Set problem: Transcribe every line exactly and omit anything that is a picture.

Available records:

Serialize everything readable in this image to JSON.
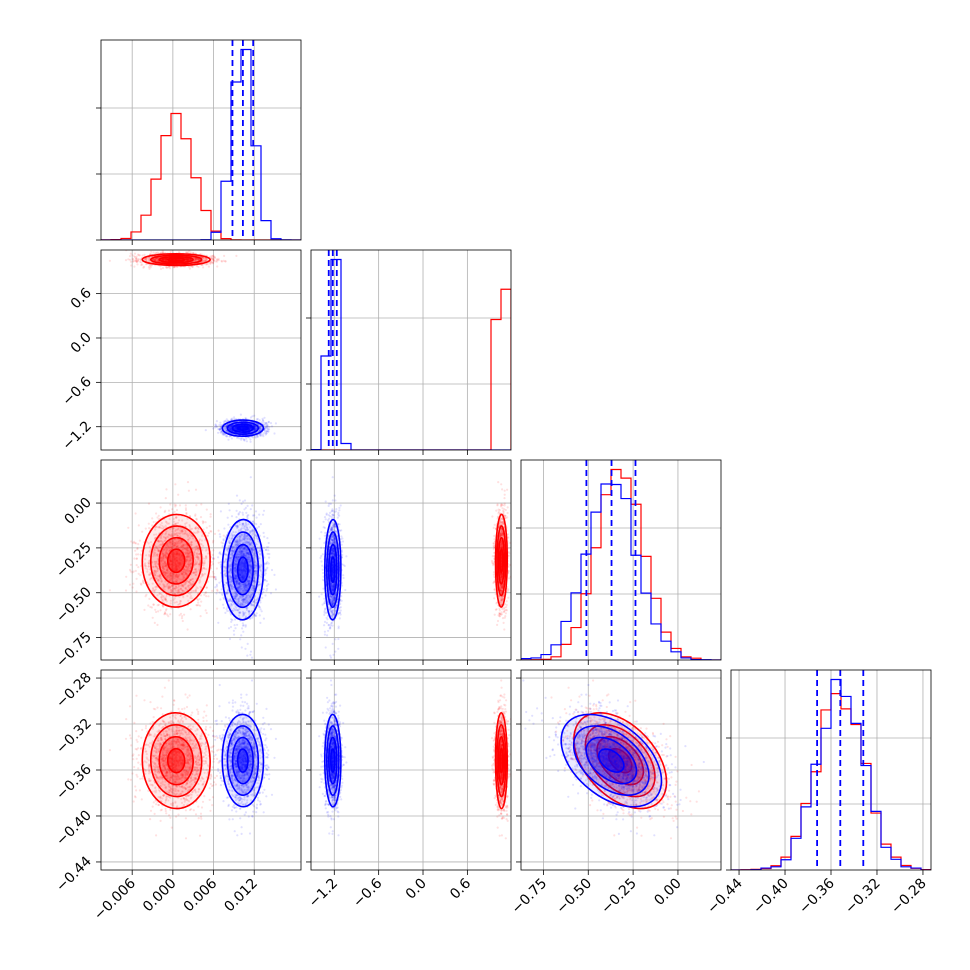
{
  "chart_data": {
    "type": "corner",
    "title": "",
    "parameters": [
      "",
      "",
      "",
      ""
    ],
    "colors": {
      "red": "#ff0000",
      "blue": "#0000ff"
    },
    "grid": true,
    "legend": "none",
    "ranges": [
      [
        -0.0106,
        0.0189
      ],
      [
        -1.515,
        1.19
      ],
      [
        -0.875,
        0.24
      ],
      [
        -0.447,
        -0.273
      ]
    ],
    "axis_ticks": [
      {
        "values": [
          -0.006,
          0.0,
          0.006,
          0.012
        ],
        "labels": [
          "−0.006",
          "0.000",
          "0.006",
          "0.012"
        ]
      },
      {
        "values": [
          -1.2,
          -0.6,
          0.0,
          0.6
        ],
        "labels": [
          "−1.2",
          "−0.6",
          "0.0",
          "0.6"
        ]
      },
      {
        "values": [
          -0.75,
          -0.5,
          -0.25,
          0.0
        ],
        "labels": [
          "−0.75",
          "−0.50",
          "−0.25",
          "0.00"
        ]
      },
      {
        "values": [
          -0.44,
          -0.4,
          -0.36,
          -0.32,
          -0.28
        ],
        "labels": [
          "−0.44",
          "−0.40",
          "−0.36",
          "−0.32",
          "−0.28"
        ]
      }
    ],
    "distributions": [
      {
        "color": "red",
        "mean": [
          0.0005,
          1.06,
          -0.32,
          -0.352
        ],
        "sd": [
          0.0025,
          0.04,
          0.13,
          0.021
        ],
        "correlation_2_3": -0.45
      },
      {
        "color": "blue",
        "mean": [
          0.0103,
          -1.22,
          -0.37,
          -0.352
        ],
        "sd": [
          0.0015,
          0.055,
          0.14,
          0.02
        ],
        "correlation_2_3": -0.45
      }
    ],
    "quantile_lines": {
      "color": "blue",
      "quantiles": [
        0.16,
        0.5,
        0.84
      ]
    }
  }
}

Answer to this exercise:
Serialize everything readable in this image to JSON.
{
  "chart_data": {
    "type": "corner",
    "title": "",
    "parameters": [
      "",
      "",
      "",
      ""
    ],
    "colors": {
      "red": "#ff0000",
      "blue": "#0000ff"
    },
    "grid": true,
    "legend": "none",
    "ranges": [
      [
        -0.0106,
        0.0189
      ],
      [
        -1.515,
        1.19
      ],
      [
        -0.875,
        0.24
      ],
      [
        -0.447,
        -0.273
      ]
    ],
    "axis_ticks": [
      {
        "values": [
          -0.006,
          0.0,
          0.006,
          0.012
        ],
        "labels": [
          "−0.006",
          "0.000",
          "0.006",
          "0.012"
        ]
      },
      {
        "values": [
          -1.2,
          -0.6,
          0.0,
          0.6
        ],
        "labels": [
          "−1.2",
          "−0.6",
          "0.0",
          "0.6"
        ]
      },
      {
        "values": [
          -0.75,
          -0.5,
          -0.25,
          0.0
        ],
        "labels": [
          "−0.75",
          "−0.50",
          "−0.25",
          "0.00"
        ]
      },
      {
        "values": [
          -0.44,
          -0.4,
          -0.36,
          -0.32,
          -0.28
        ],
        "labels": [
          "−0.44",
          "−0.40",
          "−0.36",
          "−0.32",
          "−0.28"
        ]
      }
    ],
    "distributions": [
      {
        "color": "red",
        "mean": [
          0.0005,
          1.06,
          -0.32,
          -0.352
        ],
        "sd": [
          0.0025,
          0.04,
          0.13,
          0.021
        ],
        "correlation_2_3": -0.45
      },
      {
        "color": "blue",
        "mean": [
          0.0103,
          -1.22,
          -0.37,
          -0.352
        ],
        "sd": [
          0.0015,
          0.055,
          0.14,
          0.02
        ],
        "correlation_2_3": -0.45
      }
    ],
    "quantile_lines": {
      "color": "blue",
      "quantiles": [
        0.16,
        0.5,
        0.84
      ]
    }
  }
}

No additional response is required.